- **SHORT EXERCISE**: Change "image" to "figure" in the lines below, keeping everything else unchanged, and omit the pictures from your answer.

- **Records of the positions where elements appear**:
:::::

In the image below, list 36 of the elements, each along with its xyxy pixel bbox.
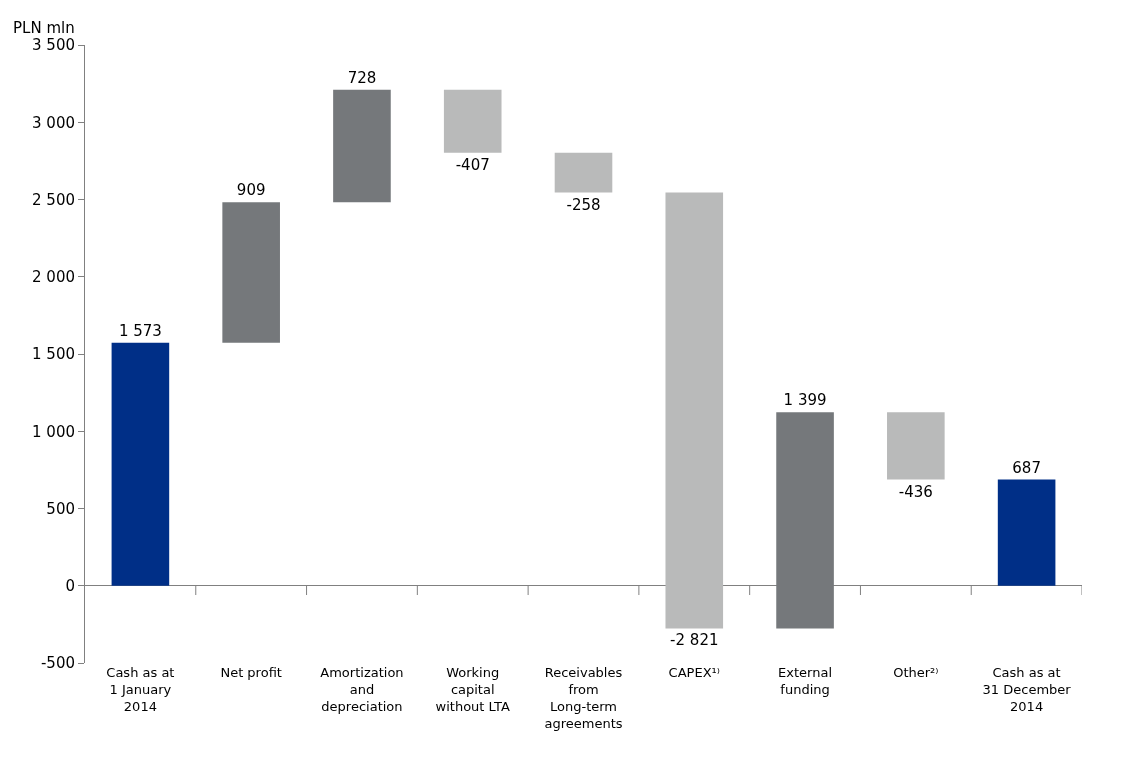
bar (443, 89, 502, 153)
x-tick-label: CAPEX¹⁾ (668, 665, 720, 680)
x-tick-label: External funding (778, 665, 833, 697)
data-label: 909 (236, 181, 266, 200)
data-label: 1 399 (783, 391, 827, 410)
x-tick-label: Working capital without LTA (435, 665, 510, 714)
data-label: -2 821 (670, 631, 719, 650)
y-tick-label: 3 500 (32, 36, 75, 55)
x-tick-label: Other²⁾ (893, 665, 939, 680)
y-tick-label: 1 000 (32, 422, 75, 441)
data-label: 1 573 (118, 321, 162, 340)
bar (887, 412, 945, 480)
data-label: -407 (455, 155, 490, 174)
bar (997, 479, 1056, 586)
bar (111, 342, 170, 586)
x-tick-label: Net profit (220, 665, 282, 680)
data-label: 728 (347, 68, 377, 87)
data-label: -436 (898, 482, 933, 501)
bar (554, 152, 613, 193)
x-tick-label: Cash as at 31 December 2014 (982, 665, 1072, 714)
bar (222, 202, 280, 343)
bar (665, 192, 724, 629)
x-tick-label: Receivables from Long-term agreements (544, 665, 623, 731)
y-tick-label: -500 (40, 654, 75, 673)
y-axis-title: PLN mln (13, 19, 75, 37)
y-tick-label: 2 000 (32, 268, 75, 286)
y-tick-label: 2 500 (32, 190, 75, 209)
y-tick-label: 3 000 (32, 113, 75, 132)
y-tick-label: 0 (65, 577, 75, 595)
data-label: -258 (566, 195, 601, 214)
x-tick-label: Amortization and depreciation (320, 665, 404, 714)
bar (333, 89, 391, 203)
data-label: 687 (1012, 458, 1041, 477)
x-tick-label: Cash as at 1 January 2014 (106, 665, 175, 714)
y-tick-label: 500 (46, 499, 75, 518)
y-tick-label: 1 500 (32, 345, 75, 364)
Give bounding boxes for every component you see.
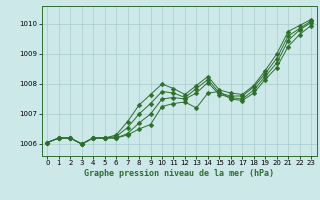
- X-axis label: Graphe pression niveau de la mer (hPa): Graphe pression niveau de la mer (hPa): [84, 169, 274, 178]
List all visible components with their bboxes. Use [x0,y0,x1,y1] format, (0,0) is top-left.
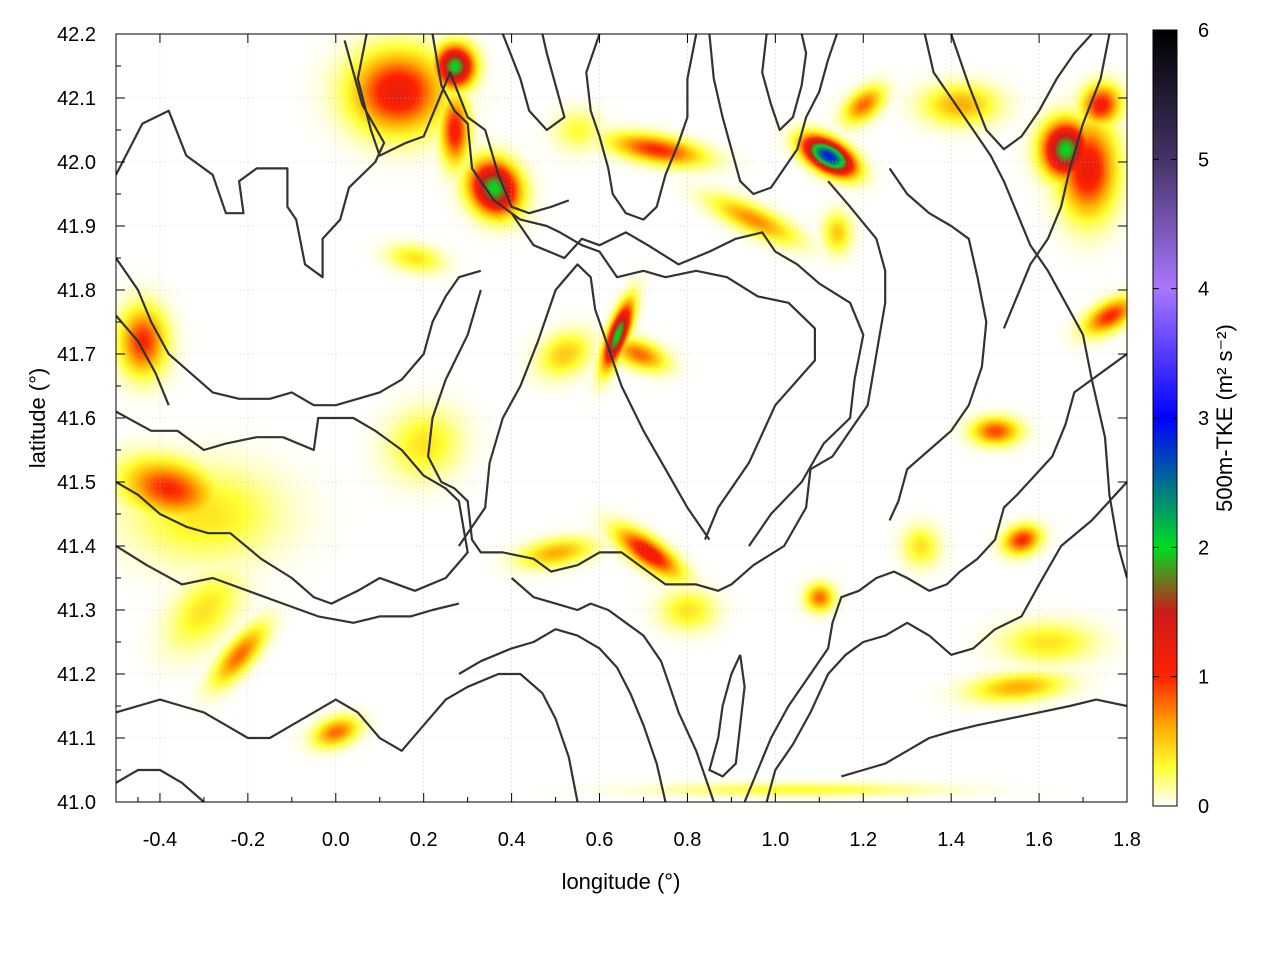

:::::

- **EXERCISE OUTPUT**:
In the figure below, list 36 of the elements, each along with its xyxy pixel bbox.
bar (443, 89, 502, 153)
x-tick-label: CAPEX¹⁾ (668, 665, 720, 680)
x-tick-label: External funding (778, 665, 833, 697)
data-label: 909 (236, 181, 266, 200)
data-label: 1 399 (783, 391, 827, 410)
x-tick-label: Working capital without LTA (435, 665, 510, 714)
data-label: -2 821 (670, 631, 719, 650)
y-tick-label: 3 500 (32, 36, 75, 55)
x-tick-label: Other²⁾ (893, 665, 939, 680)
y-tick-label: 1 000 (32, 422, 75, 441)
data-label: 1 573 (118, 321, 162, 340)
bar (887, 412, 945, 480)
data-label: -407 (455, 155, 490, 174)
bar (997, 479, 1056, 586)
bar (111, 342, 170, 586)
x-tick-label: Net profit (220, 665, 282, 680)
data-label: 728 (347, 68, 377, 87)
data-label: -436 (898, 482, 933, 501)
bar (554, 152, 613, 193)
x-tick-label: Cash as at 31 December 2014 (982, 665, 1072, 714)
bar (222, 202, 280, 343)
bar (665, 192, 724, 629)
x-tick-label: Receivables from Long-term agreements (544, 665, 623, 731)
y-tick-label: -500 (40, 654, 75, 673)
y-axis-title: PLN mln (13, 19, 75, 37)
y-tick-label: 2 000 (32, 268, 75, 286)
y-tick-label: 2 500 (32, 190, 75, 209)
y-tick-label: 3 000 (32, 113, 75, 132)
y-tick-label: 0 (65, 577, 75, 595)
data-label: -258 (566, 195, 601, 214)
x-tick-label: Amortization and depreciation (320, 665, 404, 714)
bar (333, 89, 391, 203)
data-label: 687 (1012, 458, 1041, 477)
x-tick-label: Cash as at 1 January 2014 (106, 665, 175, 714)
y-tick-label: 500 (46, 499, 75, 518)
y-tick-label: 1 500 (32, 345, 75, 364)
Give bounding boxes for every component you see.
- X-axis label: Graphe pression niveau de la mer (hPa): Graphe pression niveau de la mer (hPa): [84, 169, 274, 178]
List all visible components with their bboxes. Use [x0,y0,x1,y1] format, (0,0) is top-left.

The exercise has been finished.